### Instructions to follow
Repeat the entire listing exactly as written.

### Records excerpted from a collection
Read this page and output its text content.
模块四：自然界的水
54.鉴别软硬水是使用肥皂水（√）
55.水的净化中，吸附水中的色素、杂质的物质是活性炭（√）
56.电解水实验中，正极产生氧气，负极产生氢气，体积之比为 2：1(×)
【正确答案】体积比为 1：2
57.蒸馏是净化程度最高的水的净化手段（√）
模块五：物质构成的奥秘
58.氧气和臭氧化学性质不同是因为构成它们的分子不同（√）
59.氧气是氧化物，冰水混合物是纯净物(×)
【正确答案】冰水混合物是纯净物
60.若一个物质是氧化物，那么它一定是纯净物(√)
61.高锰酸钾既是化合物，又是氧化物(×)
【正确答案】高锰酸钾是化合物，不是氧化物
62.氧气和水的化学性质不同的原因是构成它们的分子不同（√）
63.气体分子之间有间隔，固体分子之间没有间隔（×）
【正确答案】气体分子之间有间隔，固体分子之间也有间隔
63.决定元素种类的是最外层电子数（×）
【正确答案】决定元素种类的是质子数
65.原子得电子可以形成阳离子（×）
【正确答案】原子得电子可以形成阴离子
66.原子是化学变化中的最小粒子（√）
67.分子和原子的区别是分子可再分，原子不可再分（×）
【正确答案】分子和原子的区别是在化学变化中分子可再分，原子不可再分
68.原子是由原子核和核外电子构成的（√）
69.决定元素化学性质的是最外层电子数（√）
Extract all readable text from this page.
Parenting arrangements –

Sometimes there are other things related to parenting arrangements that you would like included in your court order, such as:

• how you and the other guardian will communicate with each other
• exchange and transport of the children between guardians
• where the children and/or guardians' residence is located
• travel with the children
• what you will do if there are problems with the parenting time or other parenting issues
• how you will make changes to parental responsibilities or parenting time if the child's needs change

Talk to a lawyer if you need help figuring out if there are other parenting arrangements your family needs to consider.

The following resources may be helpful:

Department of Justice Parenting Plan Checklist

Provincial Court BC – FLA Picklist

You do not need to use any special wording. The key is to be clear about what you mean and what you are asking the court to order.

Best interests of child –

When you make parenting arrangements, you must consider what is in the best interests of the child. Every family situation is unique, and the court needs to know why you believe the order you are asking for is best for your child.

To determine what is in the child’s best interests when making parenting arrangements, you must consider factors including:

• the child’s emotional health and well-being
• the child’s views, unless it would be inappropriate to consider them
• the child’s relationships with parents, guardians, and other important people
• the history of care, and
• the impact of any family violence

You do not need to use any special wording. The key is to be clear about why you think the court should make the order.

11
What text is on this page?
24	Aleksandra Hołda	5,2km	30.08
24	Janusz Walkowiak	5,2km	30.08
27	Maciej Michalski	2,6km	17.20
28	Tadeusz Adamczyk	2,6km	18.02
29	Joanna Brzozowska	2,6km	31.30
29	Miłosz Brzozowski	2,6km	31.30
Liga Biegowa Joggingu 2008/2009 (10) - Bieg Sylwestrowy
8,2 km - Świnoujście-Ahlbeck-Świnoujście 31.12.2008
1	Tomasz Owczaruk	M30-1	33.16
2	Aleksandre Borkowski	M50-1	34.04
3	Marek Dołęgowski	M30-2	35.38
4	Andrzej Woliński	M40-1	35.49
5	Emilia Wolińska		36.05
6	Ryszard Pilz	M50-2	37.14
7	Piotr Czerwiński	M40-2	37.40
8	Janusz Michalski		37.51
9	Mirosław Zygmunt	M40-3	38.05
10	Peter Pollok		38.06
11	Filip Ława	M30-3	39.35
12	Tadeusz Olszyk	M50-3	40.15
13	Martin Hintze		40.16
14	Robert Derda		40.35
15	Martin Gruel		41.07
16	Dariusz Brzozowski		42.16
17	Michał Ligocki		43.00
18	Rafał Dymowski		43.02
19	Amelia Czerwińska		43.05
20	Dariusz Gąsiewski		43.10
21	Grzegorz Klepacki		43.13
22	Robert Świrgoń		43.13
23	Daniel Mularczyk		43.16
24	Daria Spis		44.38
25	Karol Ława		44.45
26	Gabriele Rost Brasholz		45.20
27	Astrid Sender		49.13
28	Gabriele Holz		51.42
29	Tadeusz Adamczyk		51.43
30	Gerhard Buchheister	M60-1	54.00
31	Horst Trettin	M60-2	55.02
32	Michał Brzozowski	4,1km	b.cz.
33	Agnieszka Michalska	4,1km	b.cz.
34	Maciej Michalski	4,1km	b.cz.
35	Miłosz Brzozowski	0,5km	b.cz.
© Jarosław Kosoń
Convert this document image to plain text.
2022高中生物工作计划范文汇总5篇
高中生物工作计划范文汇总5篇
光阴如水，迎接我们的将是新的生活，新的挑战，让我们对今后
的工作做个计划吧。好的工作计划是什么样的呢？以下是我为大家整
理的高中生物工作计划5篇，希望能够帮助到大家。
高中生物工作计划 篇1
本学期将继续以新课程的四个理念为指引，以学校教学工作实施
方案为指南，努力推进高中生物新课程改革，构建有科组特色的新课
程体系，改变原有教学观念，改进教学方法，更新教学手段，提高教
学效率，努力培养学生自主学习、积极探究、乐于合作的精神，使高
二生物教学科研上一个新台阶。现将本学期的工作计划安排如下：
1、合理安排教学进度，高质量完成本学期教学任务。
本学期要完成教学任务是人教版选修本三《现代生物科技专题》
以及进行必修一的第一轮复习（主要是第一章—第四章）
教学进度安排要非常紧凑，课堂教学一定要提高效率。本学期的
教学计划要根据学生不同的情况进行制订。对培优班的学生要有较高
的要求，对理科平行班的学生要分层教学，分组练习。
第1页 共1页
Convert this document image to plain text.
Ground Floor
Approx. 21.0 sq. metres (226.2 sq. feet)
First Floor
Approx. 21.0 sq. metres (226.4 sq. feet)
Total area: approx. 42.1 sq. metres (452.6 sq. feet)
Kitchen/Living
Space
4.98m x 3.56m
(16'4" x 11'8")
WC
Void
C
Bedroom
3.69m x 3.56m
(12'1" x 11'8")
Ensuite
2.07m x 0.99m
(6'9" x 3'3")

### Exercise result
Read this page and output its text content.
模块四：自然界的水
54.鉴别软硬水是使用肥皂水（√）
55.水的净化中，吸附水中的色素、杂质的物质是活性炭（√）
56.电解水实验中，正极产生氧气，负极产生氢气，体积之比为 2：1(×)
【正确答案】体积比为 1：2
57.蒸馏是净化程度最高的水的净化手段（√）
模块五：物质构成的奥秘
58.氧气和臭氧化学性质不同是因为构成它们的分子不同（√）
59.氧气是氧化物，冰水混合物是纯净物(×)
【正确答案】冰水混合物是纯净物
60.若一个物质是氧化物，那么它一定是纯净物(√)
61.高锰酸钾既是化合物，又是氧化物(×)
【正确答案】高锰酸钾是化合物，不是氧化物
62.氧气和水的化学性质不同的原因是构成它们的分子不同（√）
63.气体分子之间有间隔，固体分子之间没有间隔（×）
【正确答案】气体分子之间有间隔，固体分子之间也有间隔
63.决定元素种类的是最外层电子数（×）
【正确答案】决定元素种类的是质子数
65.原子得电子可以形成阳离子（×）
【正确答案】原子得电子可以形成阴离子
66.原子是化学变化中的最小粒子（√）
67.分子和原子的区别是分子可再分，原子不可再分（×）
【正确答案】分子和原子的区别是在化学变化中分子可再分，原子不可再分
68.原子是由原子核和核外电子构成的（√）
69.决定元素化学性质的是最外层电子数（√）
Extract all readable text from this page.
Parenting arrangements –

Sometimes there are other things related to parenting arrangements that you would like included in your court order, such as:

• how you and the other guardian will communicate with each other
• exchange and transport of the children between guardians
• where the children and/or guardians' residence is located
• travel with the children
• what you will do if there are problems with the parenting time or other parenting issues
• how you will make changes to parental responsibilities or parenting time if the child's needs change

Talk to a lawyer if you need help figuring out if there are other parenting arrangements your family needs to consider.

The following resources may be helpful:

Department of Justice Parenting Plan Checklist

Provincial Court BC – FLA Picklist

You do not need to use any special wording. The key is to be clear about what you mean and what you are asking the court to order.

Best interests of child –

When you make parenting arrangements, you must consider what is in the best interests of the child. Every family situation is unique, and the court needs to know why you believe the order you are asking for is best for your child.

To determine what is in the child’s best interests when making parenting arrangements, you must consider factors including:

• the child’s emotional health and well-being
• the child’s views, unless it would be inappropriate to consider them
• the child’s relationships with parents, guardians, and other important people
• the history of care, and
• the impact of any family violence

You do not need to use any special wording. The key is to be clear about why you think the court should make the order.

11
What text is on this page?
24	Aleksandra Hołda	5,2km	30.08
24	Janusz Walkowiak	5,2km	30.08
27	Maciej Michalski	2,6km	17.20
28	Tadeusz Adamczyk	2,6km	18.02
29	Joanna Brzozowska	2,6km	31.30
29	Miłosz Brzozowski	2,6km	31.30
Liga Biegowa Joggingu 2008/2009 (10) - Bieg Sylwestrowy
8,2 km - Świnoujście-Ahlbeck-Świnoujście 31.12.2008
1	Tomasz Owczaruk	M30-1	33.16
2	Aleksandre Borkowski	M50-1	34.04
3	Marek Dołęgowski	M30-2	35.38
4	Andrzej Woliński	M40-1	35.49
5	Emilia Wolińska		36.05
6	Ryszard Pilz	M50-2	37.14
7	Piotr Czerwiński	M40-2	37.40
8	Janusz Michalski		37.51
9	Mirosław Zygmunt	M40-3	38.05
10	Peter Pollok		38.06
11	Filip Ława	M30-3	39.35
12	Tadeusz Olszyk	M50-3	40.15
13	Martin Hintze		40.16
14	Robert Derda		40.35
15	Martin Gruel		41.07
16	Dariusz Brzozowski		42.16
17	Michał Ligocki		43.00
18	Rafał Dymowski		43.02
19	Amelia Czerwińska		43.05
20	Dariusz Gąsiewski		43.10
21	Grzegorz Klepacki		43.13
22	Robert Świrgoń		43.13
23	Daniel Mularczyk		43.16
24	Daria Spis		44.38
25	Karol Ława		44.45
26	Gabriele Rost Brasholz		45.20
27	Astrid Sender		49.13
28	Gabriele Holz		51.42
29	Tadeusz Adamczyk		51.43
30	Gerhard Buchheister	M60-1	54.00
31	Horst Trettin	M60-2	55.02
32	Michał Brzozowski	4,1km	b.cz.
33	Agnieszka Michalska	4,1km	b.cz.
34	Maciej Michalski	4,1km	b.cz.
35	Miłosz Brzozowski	0,5km	b.cz.
© Jarosław Kosoń
Convert this document image to plain text.
2022高中生物工作计划范文汇总5篇
高中生物工作计划范文汇总5篇
光阴如水，迎接我们的将是新的生活，新的挑战，让我们对今后
的工作做个计划吧。好的工作计划是什么样的呢？以下是我为大家整
理的高中生物工作计划5篇，希望能够帮助到大家。
高中生物工作计划 篇1
本学期将继续以新课程的四个理念为指引，以学校教学工作实施
方案为指南，努力推进高中生物新课程改革，构建有科组特色的新课
程体系，改变原有教学观念，改进教学方法，更新教学手段，提高教
学效率，努力培养学生自主学习、积极探究、乐于合作的精神，使高
二生物教学科研上一个新台阶。现将本学期的工作计划安排如下：
1、合理安排教学进度，高质量完成本学期教学任务。
本学期要完成教学任务是人教版选修本三《现代生物科技专题》
以及进行必修一的第一轮复习（主要是第一章—第四章）
教学进度安排要非常紧凑，课堂教学一定要提高效率。本学期的
教学计划要根据学生不同的情况进行制订。对培优班的学生要有较高
的要求，对理科平行班的学生要分层教学，分组练习。
第1页 共1页
Convert this document image to plain text.
Ground Floor
Approx. 21.0 sq. metres (226.2 sq. feet)
First Floor
Approx. 21.0 sq. metres (226.4 sq. feet)
Total area: approx. 42.1 sq. metres (452.6 sq. feet)
Kitchen/Living
Space
4.98m x 3.56m
(16'4" x 11'8")
WC
Void
C
Bedroom
3.69m x 3.56m
(12'1" x 11'8")
Ensuite
2.07m x 0.99m
(6'9" x 3'3")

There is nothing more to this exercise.